| DIRECTION |
Each record below should be output verbatim, without pictures.
--- BEGIN ---
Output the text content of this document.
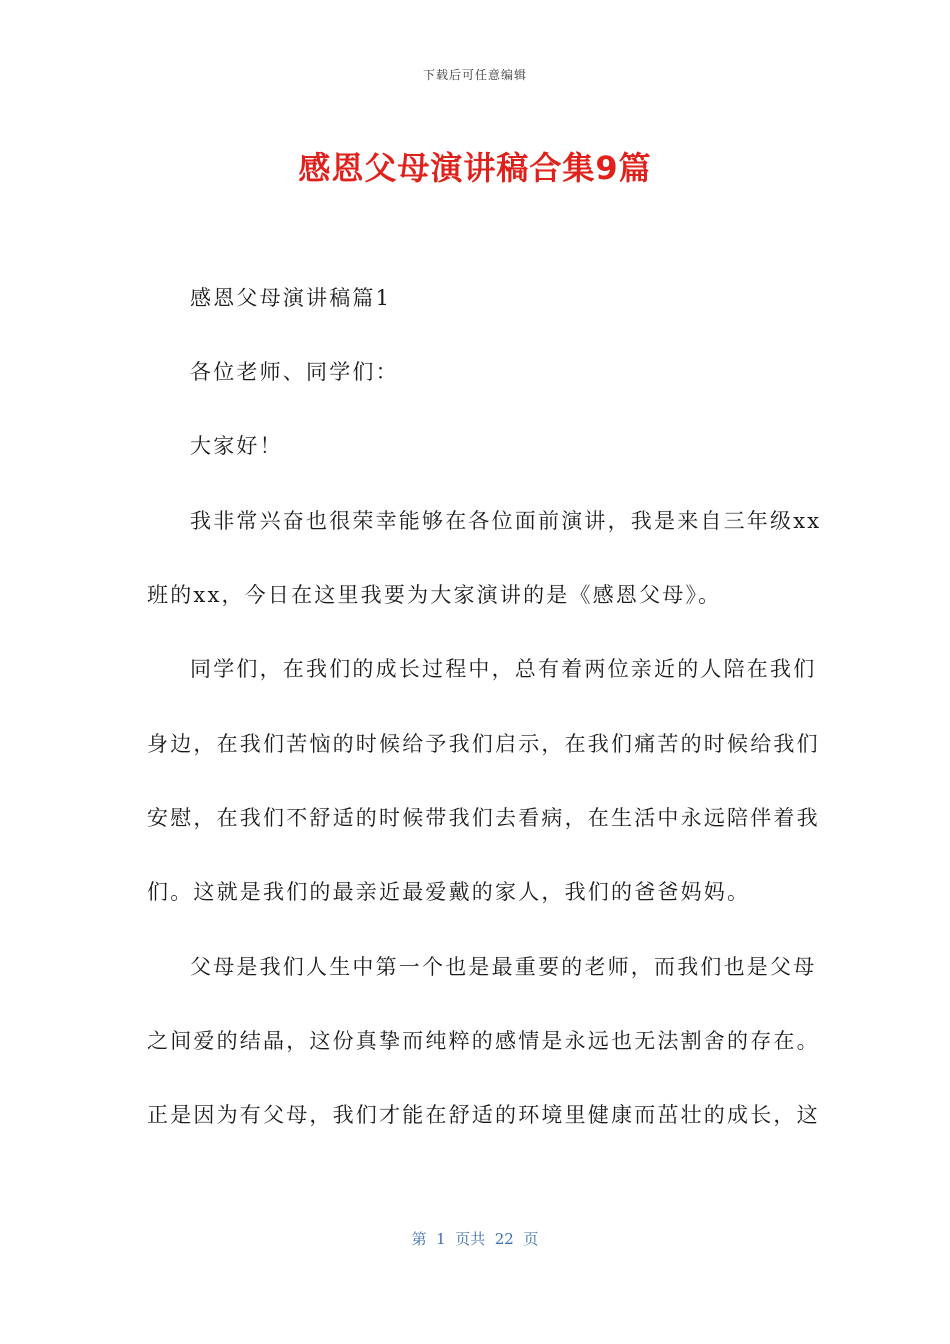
下载后可任意编辑
感恩父母演讲稿合集9篇
感恩父母演讲稿篇1
各位老师、同学们：
大家好！
我非常兴奋也很荣幸能够在各位面前演讲，我是来自三年级xx
班的xx，今日在这里我要为大家演讲的是《感恩父母》。
同学们，在我们的成长过程中，总有着两位亲近的人陪在我们
身边，在我们苦恼的时候给予我们启示，在我们痛苦的时候给我们
安慰，在我们不舒适的时候带我们去看病，在生活中永远陪伴着我
们。这就是我们的最亲近最爱戴的家人，我们的爸爸妈妈。
父母是我们人生中第一个也是最重要的老师，而我们也是父母
之间爱的结晶，这份真挚而纯粹的感情是永远也无法割舍的存在。
正是因为有父母，我们才能在舒适的环境里健康而茁壮的成长，这
第  1  页共  22  页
--- END ---
| TASK RESULT |
Output the text content of this document.
下载后可任意编辑
感恩父母演讲稿合集9篇
感恩父母演讲稿篇1
各位老师、同学们：
大家好！
我非常兴奋也很荣幸能够在各位面前演讲，我是来自三年级xx
班的xx，今日在这里我要为大家演讲的是《感恩父母》。
同学们，在我们的成长过程中，总有着两位亲近的人陪在我们
身边，在我们苦恼的时候给予我们启示，在我们痛苦的时候给我们
安慰，在我们不舒适的时候带我们去看病，在生活中永远陪伴着我
们。这就是我们的最亲近最爱戴的家人，我们的爸爸妈妈。
父母是我们人生中第一个也是最重要的老师，而我们也是父母
之间爱的结晶，这份真挚而纯粹的感情是永远也无法割舍的存在。
正是因为有父母，我们才能在舒适的环境里健康而茁壮的成长，这
第  1  页共  22  页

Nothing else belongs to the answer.